§ **GOAL**
Beginning at the line that contains "OCR this image.", reproduce every line to the end of the material without changing any of them.
#### DATASET CONTENT ####
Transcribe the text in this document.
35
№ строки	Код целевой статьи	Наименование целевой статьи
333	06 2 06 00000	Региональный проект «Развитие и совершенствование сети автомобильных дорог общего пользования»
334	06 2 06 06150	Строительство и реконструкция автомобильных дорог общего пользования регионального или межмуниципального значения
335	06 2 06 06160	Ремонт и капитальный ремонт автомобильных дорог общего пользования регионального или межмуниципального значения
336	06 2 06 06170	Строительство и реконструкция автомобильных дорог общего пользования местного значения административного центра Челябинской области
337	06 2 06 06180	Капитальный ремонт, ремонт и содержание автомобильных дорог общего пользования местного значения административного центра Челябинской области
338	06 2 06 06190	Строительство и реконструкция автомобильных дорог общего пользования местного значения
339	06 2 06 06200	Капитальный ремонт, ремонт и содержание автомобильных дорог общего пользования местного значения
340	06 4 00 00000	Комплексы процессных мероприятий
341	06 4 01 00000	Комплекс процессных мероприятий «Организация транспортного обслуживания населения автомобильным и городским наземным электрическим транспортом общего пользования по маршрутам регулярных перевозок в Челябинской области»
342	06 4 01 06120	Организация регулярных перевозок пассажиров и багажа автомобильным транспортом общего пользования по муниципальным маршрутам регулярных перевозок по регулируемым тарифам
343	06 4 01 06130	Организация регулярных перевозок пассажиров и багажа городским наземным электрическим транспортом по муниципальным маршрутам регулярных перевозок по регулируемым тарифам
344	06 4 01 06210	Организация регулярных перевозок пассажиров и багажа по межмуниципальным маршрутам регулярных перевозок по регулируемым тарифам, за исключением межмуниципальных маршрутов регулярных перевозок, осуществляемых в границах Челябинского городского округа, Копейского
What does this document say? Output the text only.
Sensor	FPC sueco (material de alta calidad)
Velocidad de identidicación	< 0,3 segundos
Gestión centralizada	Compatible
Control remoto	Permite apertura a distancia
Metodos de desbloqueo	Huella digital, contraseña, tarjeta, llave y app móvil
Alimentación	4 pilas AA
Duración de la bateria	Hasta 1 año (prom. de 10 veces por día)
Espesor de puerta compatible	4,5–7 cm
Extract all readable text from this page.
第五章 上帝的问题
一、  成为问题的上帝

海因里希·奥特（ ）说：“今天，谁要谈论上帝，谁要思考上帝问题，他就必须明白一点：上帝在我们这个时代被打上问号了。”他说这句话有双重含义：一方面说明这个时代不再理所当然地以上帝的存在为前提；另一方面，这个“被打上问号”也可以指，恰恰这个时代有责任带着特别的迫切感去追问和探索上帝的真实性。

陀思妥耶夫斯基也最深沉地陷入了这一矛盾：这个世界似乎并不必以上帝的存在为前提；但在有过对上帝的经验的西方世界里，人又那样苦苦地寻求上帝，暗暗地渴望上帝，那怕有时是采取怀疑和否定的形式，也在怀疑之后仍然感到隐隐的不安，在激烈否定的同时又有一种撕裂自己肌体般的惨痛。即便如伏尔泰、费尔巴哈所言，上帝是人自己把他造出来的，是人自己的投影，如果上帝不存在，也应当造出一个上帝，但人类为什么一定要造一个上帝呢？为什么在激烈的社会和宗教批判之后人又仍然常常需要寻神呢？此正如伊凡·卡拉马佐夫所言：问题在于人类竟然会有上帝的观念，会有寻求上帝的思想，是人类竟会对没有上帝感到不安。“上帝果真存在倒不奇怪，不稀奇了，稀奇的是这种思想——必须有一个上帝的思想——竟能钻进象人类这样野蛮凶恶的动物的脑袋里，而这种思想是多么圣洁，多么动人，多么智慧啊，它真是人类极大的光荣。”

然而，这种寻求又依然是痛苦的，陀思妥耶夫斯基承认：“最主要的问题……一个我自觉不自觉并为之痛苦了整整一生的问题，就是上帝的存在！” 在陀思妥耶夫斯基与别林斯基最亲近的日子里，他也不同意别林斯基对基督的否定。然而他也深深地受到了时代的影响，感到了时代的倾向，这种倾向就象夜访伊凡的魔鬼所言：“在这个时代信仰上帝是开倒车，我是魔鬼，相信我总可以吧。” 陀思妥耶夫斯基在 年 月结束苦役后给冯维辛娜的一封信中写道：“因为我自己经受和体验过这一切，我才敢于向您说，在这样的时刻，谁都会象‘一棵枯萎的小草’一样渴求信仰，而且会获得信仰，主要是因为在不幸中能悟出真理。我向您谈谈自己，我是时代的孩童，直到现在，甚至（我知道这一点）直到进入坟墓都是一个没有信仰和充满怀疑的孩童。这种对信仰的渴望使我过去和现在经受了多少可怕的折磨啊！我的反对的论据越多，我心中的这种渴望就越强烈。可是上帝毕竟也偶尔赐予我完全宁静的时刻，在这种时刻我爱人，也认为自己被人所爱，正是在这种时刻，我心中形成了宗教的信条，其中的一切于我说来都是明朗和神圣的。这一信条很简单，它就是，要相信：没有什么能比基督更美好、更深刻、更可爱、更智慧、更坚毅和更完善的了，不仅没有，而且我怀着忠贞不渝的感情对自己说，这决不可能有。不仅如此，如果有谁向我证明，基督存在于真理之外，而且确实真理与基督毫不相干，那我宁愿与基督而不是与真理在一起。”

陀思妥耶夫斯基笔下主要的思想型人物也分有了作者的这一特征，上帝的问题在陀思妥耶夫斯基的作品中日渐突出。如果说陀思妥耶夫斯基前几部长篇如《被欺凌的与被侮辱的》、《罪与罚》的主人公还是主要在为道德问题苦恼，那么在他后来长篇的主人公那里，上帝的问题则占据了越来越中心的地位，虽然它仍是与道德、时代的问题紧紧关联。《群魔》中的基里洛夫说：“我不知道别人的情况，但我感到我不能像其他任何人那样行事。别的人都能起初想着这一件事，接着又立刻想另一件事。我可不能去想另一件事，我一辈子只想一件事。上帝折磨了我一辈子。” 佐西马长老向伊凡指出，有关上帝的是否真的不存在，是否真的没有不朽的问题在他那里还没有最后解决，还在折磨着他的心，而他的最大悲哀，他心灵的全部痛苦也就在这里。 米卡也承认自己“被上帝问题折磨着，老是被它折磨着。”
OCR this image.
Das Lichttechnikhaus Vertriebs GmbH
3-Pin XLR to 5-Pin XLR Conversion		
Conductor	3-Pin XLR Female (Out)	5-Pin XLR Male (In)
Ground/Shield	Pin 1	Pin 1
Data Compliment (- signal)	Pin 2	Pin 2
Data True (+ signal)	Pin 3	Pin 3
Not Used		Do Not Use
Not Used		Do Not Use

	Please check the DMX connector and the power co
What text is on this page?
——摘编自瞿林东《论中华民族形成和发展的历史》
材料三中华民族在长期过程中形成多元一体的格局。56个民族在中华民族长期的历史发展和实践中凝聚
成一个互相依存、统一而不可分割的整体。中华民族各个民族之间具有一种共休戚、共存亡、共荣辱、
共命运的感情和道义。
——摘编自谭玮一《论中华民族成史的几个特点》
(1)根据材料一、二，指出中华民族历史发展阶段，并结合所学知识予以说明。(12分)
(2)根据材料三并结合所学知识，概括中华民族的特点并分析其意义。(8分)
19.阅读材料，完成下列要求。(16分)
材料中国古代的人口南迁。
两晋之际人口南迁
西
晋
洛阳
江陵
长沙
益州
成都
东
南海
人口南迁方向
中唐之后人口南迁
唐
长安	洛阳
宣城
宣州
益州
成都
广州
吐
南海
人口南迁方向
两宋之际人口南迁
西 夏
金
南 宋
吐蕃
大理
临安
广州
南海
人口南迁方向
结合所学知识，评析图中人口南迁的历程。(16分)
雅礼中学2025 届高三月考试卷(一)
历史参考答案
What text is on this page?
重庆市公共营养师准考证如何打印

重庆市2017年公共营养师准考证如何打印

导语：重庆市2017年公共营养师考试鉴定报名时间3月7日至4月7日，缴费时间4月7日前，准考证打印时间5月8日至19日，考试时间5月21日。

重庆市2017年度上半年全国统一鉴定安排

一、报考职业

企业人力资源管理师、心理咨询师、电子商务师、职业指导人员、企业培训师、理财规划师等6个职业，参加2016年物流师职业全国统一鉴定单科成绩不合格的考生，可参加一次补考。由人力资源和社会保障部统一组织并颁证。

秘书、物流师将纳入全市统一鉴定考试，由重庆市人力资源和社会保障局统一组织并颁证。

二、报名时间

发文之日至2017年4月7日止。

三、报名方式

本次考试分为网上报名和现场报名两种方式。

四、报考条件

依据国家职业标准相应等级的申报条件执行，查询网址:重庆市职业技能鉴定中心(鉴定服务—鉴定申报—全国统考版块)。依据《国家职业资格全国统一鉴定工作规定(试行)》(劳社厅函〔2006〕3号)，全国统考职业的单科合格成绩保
####
§ **WRITTEN ANSWER**
OCR this image.
Das Lichttechnikhaus Vertriebs GmbH
3-Pin XLR to 5-Pin XLR Conversion		
Conductor	3-Pin XLR Female (Out)	5-Pin XLR Male (In)
Ground/Shield	Pin 1	Pin 1
Data Compliment (- signal)	Pin 2	Pin 2
Data True (+ signal)	Pin 3	Pin 3
Not Used		Do Not Use
Not Used		Do Not Use

	Please check the DMX connector and the power co
What text is on this page?
——摘编自瞿林东《论中华民族形成和发展的历史》
材料三中华民族在长期过程中形成多元一体的格局。56个民族在中华民族长期的历史发展和实践中凝聚
成一个互相依存、统一而不可分割的整体。中华民族各个民族之间具有一种共休戚、共存亡、共荣辱、
共命运的感情和道义。
——摘编自谭玮一《论中华民族成史的几个特点》
(1)根据材料一、二，指出中华民族历史发展阶段，并结合所学知识予以说明。(12分)
(2)根据材料三并结合所学知识，概括中华民族的特点并分析其意义。(8分)
19.阅读材料，完成下列要求。(16分)
材料中国古代的人口南迁。
两晋之际人口南迁
西
晋
洛阳
江陵
长沙
益州
成都
东
南海
人口南迁方向
中唐之后人口南迁
唐
长安	洛阳
宣城
宣州
益州
成都
广州
吐
南海
人口南迁方向
两宋之际人口南迁
西 夏
金
南 宋
吐蕃
大理
临安
广州
南海
人口南迁方向
结合所学知识，评析图中人口南迁的历程。(16分)
雅礼中学2025 届高三月考试卷(一)
历史参考答案
What text is on this page?
重庆市公共营养师准考证如何打印

重庆市2017年公共营养师准考证如何打印

导语：重庆市2017年公共营养师考试鉴定报名时间3月7日至4月7日，缴费时间4月7日前，准考证打印时间5月8日至19日，考试时间5月21日。

重庆市2017年度上半年全国统一鉴定安排

一、报考职业

企业人力资源管理师、心理咨询师、电子商务师、职业指导人员、企业培训师、理财规划师等6个职业，参加2016年物流师职业全国统一鉴定单科成绩不合格的考生，可参加一次补考。由人力资源和社会保障部统一组织并颁证。

秘书、物流师将纳入全市统一鉴定考试，由重庆市人力资源和社会保障局统一组织并颁证。

二、报名时间

发文之日至2017年4月7日止。

三、报名方式

本次考试分为网上报名和现场报名两种方式。

四、报考条件

依据国家职业标准相应等级的申报条件执行，查询网址:重庆市职业技能鉴定中心(鉴定服务—鉴定申报—全国统考版块)。依据《国家职业资格全国统一鉴定工作规定(试行)》(劳社厅函〔2006〕3号)，全国统考职业的单科合格成绩保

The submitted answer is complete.